• **Data entries**
--- Start ---

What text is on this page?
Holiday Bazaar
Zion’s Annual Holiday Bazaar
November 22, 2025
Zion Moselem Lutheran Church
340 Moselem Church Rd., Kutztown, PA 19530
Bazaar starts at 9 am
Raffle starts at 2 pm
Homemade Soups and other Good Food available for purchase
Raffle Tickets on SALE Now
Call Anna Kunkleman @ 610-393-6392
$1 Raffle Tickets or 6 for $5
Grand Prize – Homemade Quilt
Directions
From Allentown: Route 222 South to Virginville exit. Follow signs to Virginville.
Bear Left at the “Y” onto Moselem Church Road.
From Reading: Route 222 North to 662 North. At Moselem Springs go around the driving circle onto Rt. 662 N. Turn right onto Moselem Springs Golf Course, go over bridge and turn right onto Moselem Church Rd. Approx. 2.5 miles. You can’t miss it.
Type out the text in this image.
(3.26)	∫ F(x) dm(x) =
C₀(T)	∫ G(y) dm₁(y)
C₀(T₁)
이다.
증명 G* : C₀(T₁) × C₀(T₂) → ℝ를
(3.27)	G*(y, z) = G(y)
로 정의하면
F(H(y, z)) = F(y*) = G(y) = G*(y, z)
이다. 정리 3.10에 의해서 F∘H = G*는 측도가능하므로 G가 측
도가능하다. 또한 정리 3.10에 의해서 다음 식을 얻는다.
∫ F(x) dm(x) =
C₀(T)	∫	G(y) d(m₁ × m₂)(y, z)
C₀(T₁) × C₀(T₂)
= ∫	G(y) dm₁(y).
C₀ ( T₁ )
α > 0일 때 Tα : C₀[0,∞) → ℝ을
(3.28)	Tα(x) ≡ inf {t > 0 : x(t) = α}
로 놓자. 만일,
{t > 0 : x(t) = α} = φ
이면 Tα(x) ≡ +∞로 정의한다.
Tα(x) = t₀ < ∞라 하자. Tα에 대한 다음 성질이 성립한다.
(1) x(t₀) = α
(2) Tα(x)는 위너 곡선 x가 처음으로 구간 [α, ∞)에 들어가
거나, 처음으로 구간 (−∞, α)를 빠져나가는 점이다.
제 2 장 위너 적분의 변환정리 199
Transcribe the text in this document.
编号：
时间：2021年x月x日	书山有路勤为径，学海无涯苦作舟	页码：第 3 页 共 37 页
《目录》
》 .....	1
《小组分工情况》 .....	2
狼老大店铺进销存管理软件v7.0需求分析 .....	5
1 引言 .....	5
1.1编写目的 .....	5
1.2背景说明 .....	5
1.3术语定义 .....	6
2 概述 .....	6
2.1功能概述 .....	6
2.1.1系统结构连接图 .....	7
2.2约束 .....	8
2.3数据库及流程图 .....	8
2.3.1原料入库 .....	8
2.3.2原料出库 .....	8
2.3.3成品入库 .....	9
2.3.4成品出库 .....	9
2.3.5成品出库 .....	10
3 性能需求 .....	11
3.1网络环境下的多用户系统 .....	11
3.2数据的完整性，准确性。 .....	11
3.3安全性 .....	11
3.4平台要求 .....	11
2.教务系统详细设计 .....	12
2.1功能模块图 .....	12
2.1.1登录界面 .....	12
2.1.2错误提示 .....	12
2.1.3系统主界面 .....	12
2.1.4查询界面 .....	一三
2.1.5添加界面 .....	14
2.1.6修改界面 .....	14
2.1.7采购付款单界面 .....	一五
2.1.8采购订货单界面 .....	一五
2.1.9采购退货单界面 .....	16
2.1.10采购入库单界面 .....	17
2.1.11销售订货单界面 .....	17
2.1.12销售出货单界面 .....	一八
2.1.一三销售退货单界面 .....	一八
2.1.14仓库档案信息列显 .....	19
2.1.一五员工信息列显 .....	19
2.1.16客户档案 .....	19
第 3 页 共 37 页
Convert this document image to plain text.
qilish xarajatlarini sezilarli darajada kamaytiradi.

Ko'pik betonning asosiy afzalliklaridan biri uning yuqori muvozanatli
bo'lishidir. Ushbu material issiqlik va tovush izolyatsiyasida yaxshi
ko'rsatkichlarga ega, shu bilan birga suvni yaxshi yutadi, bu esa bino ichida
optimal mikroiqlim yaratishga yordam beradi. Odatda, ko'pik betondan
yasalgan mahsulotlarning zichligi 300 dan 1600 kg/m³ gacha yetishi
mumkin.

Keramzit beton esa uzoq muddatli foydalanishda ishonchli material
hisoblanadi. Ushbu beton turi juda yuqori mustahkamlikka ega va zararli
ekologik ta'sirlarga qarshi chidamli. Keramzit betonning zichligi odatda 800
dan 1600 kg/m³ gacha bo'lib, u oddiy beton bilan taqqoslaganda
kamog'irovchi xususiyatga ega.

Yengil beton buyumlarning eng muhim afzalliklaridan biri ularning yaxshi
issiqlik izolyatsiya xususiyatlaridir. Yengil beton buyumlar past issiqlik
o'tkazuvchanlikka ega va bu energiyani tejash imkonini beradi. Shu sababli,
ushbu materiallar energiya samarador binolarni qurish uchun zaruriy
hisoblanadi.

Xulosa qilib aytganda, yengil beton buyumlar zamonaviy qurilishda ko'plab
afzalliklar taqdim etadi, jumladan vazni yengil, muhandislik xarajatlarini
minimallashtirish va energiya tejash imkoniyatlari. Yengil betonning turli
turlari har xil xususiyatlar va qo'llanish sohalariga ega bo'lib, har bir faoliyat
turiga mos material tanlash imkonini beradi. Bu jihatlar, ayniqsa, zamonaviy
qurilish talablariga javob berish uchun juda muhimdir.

--- End ---

• **Stated task**
List all lines above in which the string "From" appears.

• **Task result**
From Allentown: Route 222 South to Virginville exit. Follow signs to Virginville.
From Reading: Route 222 North to 662 North. At Moselem Springs go around the driving circle onto Rt. 662 N. Turn right onto Moselem Springs Golf Course, go over bridge and turn right onto Moselem Church Rd. Approx. 2.5 miles. You can’t miss it.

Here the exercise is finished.